:: 取り組む課題 ::
**A)** 以下の文章で、筆者が幸せな気持ちになるものとして挙げている100円の品は何ですか。
**B)** 記録の最初の行から「session-heading: 講話・演習６ [241, 471, 320, 487]」を含む行までを、両端の行も含めて、一字一句変えずにそのまま返してください。

:: 提示された文章 ::

────────

本当は就職先のベンチャー企業で輝かしい成果をあげて、将来ホリエモンやサイバーエージェントの藤田さんのようになるつもりだったのに。「悔しい」「こんなはずじゃない」と焦ったボクは、少し調子がよくなったときにすぐに週5のバイトを入れてしまい、あっという間に再発。そんなことを繰り返してきました。

自分をいっさい操作しない

自分がこれまで無意識に思っていた「自分はこうあるべきだ」「こうじゃなきゃ幸せになれない」という考えは、闘病生活の中では捨てざるを得ませんでした。だって、仕事やプライベートを充実させるどころか、トイレに行くことさえまともにできないんですから。

でも、そうした「プライド」や「欲」を捨てたことで、結果的に「人生のお荷物」を手放すことができたのです。

自分をがんじがらめにしていたプライドや欲がなくなり、ボクはものすごく自然体になりました。「疲れた」と感じたら、昔のボクは「睡眠時間を削らないとホリエモンになれない」と無理して頑張っていたけれど、今のボクなら気にせず寝ます。食べたいと思ったら食べるし、行きたくないと思ったら行かない。自分をいっさい操作しません。自分に期待もしていません。

そんな生き方を続けていると、人生がとても楽になります。100円のプリンで幸せな気持ちになったり、誰かから「ありがとう」と言われると心の底からほっこりしたり、気の合う人と話す時間が尊かったり……。些細なことに喜びを感じられる「幸せ体質」は、うつ病を経験し、すべてを手放したからこそ手に入れられたものです。

────────

[収集したデータ項目]
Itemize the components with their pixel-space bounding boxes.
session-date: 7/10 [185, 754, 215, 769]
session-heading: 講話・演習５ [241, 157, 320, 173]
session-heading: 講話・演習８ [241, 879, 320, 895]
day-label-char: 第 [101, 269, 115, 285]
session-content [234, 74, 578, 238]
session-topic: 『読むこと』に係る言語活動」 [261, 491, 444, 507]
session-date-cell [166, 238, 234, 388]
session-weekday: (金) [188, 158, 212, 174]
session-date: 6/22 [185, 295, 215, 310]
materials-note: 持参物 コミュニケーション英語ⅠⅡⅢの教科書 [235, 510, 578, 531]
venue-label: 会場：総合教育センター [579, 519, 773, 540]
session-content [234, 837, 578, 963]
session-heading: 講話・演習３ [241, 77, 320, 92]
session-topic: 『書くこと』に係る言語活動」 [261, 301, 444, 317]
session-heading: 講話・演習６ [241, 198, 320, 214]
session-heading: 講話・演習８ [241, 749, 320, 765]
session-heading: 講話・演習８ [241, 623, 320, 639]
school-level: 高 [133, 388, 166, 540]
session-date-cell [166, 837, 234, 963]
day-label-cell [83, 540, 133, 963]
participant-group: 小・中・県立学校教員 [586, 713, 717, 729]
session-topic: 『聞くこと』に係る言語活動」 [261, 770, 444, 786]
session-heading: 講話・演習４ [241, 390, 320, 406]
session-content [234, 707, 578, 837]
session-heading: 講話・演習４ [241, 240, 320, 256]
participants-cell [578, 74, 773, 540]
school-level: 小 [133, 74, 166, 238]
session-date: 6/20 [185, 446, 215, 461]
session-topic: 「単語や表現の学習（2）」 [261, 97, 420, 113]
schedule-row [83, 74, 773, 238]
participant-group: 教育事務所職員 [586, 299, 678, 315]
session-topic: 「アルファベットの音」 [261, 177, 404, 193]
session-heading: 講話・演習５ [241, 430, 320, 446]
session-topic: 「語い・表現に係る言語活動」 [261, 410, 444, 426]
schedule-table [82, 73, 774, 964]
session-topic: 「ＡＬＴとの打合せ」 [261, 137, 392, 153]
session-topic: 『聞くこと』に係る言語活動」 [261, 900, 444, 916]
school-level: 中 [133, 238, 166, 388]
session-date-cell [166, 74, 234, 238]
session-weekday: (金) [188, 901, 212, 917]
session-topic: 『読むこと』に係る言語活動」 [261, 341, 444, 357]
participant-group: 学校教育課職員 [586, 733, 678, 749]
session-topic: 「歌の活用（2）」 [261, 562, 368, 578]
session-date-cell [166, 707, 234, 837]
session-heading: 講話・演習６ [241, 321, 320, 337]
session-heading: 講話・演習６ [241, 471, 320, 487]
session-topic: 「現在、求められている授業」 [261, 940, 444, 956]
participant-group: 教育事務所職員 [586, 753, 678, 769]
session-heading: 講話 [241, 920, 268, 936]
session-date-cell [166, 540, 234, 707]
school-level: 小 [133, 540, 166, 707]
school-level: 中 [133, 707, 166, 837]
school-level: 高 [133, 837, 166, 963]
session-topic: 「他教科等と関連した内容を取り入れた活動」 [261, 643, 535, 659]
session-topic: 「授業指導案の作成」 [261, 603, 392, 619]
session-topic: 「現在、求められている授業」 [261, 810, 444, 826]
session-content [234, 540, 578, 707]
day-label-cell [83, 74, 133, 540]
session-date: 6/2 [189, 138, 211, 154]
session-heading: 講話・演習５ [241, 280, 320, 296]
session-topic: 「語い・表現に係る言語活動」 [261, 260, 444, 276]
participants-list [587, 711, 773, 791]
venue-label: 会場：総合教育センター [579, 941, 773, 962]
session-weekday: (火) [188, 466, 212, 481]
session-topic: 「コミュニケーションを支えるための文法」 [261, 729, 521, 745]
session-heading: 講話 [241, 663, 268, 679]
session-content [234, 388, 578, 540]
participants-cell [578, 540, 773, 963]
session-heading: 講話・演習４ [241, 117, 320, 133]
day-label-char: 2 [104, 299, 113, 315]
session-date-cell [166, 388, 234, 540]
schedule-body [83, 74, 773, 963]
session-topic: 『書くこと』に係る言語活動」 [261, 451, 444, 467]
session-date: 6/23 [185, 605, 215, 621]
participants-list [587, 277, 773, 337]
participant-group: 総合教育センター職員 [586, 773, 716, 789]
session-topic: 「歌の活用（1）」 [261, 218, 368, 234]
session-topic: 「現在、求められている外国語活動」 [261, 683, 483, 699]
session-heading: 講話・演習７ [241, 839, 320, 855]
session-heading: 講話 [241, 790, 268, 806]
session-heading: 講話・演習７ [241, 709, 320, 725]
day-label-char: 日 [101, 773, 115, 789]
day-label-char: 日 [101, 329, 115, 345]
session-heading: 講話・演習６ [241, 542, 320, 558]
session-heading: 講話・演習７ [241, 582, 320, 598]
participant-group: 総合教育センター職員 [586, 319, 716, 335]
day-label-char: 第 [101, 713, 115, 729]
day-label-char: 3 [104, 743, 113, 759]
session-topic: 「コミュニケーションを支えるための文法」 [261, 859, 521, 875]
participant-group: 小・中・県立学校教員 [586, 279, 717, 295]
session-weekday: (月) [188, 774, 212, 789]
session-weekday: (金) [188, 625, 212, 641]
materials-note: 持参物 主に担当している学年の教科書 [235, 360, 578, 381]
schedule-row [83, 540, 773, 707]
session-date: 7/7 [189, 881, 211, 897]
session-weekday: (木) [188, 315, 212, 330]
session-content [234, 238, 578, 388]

────────

:: 課題ごとの結果 ::
**A)** プリンです。

**B)**
Itemize the components with their pixel-space bounding boxes.
session-date: 7/10 [185, 754, 215, 769]
session-heading: 講話・演習５ [241, 157, 320, 173]
session-heading: 講話・演習８ [241, 879, 320, 895]
day-label-char: 第 [101, 269, 115, 285]
session-content [234, 74, 578, 238]
session-topic: 『読むこと』に係る言語活動」 [261, 491, 444, 507]
session-date-cell [166, 238, 234, 388]
session-weekday: (金) [188, 158, 212, 174]
session-date: 6/22 [185, 295, 215, 310]
materials-note: 持参物 コミュニケーション英語ⅠⅡⅢの教科書 [235, 510, 578, 531]
venue-label: 会場：総合教育センター [579, 519, 773, 540]
session-content [234, 837, 578, 963]
session-heading: 講話・演習３ [241, 77, 320, 92]
session-topic: 『書くこと』に係る言語活動」 [261, 301, 444, 317]
session-heading: 講話・演習６ [241, 198, 320, 214]
session-heading: 講話・演習８ [241, 749, 320, 765]
session-heading: 講話・演習８ [241, 623, 320, 639]
school-level: 高 [133, 388, 166, 540]
session-date-cell [166, 837, 234, 963]
day-label-cell [83, 540, 133, 963]
participant-group: 小・中・県立学校教員 [586, 713, 717, 729]
session-topic: 『聞くこと』に係る言語活動」 [261, 770, 444, 786]
session-heading: 講話・演習４ [241, 390, 320, 406]
session-content [234, 707, 578, 837]
session-heading: 講話・演習４ [241, 240, 320, 256]
participants-cell [578, 74, 773, 540]
school-level: 小 [133, 74, 166, 238]
session-date: 6/20 [185, 446, 215, 461]
session-topic: 「単語や表現の学習（2）」 [261, 97, 420, 113]
schedule-row [83, 74, 773, 238]
participant-group: 教育事務所職員 [586, 299, 678, 315]
session-topic: 「アルファベットの音」 [261, 177, 404, 193]
session-heading: 講話・演習５ [241, 430, 320, 446]
session-topic: 「語い・表現に係る言語活動」 [261, 410, 444, 426]
schedule-table [82, 73, 774, 964]
session-topic: 「ＡＬＴとの打合せ」 [261, 137, 392, 153]
session-topic: 『聞くこと』に係る言語活動」 [261, 900, 444, 916]
school-level: 中 [133, 238, 166, 388]
session-date-cell [166, 74, 234, 238]
session-weekday: (金) [188, 901, 212, 917]
session-topic: 『読むこと』に係る言語活動」 [261, 341, 444, 357]
participant-group: 学校教育課職員 [586, 733, 678, 749]
session-topic: 「歌の活用（2）」 [261, 562, 368, 578]
session-date-cell [166, 707, 234, 837]
session-heading: 講話・演習６ [241, 321, 320, 337]
session-heading: 講話・演習６ [241, 471, 320, 487]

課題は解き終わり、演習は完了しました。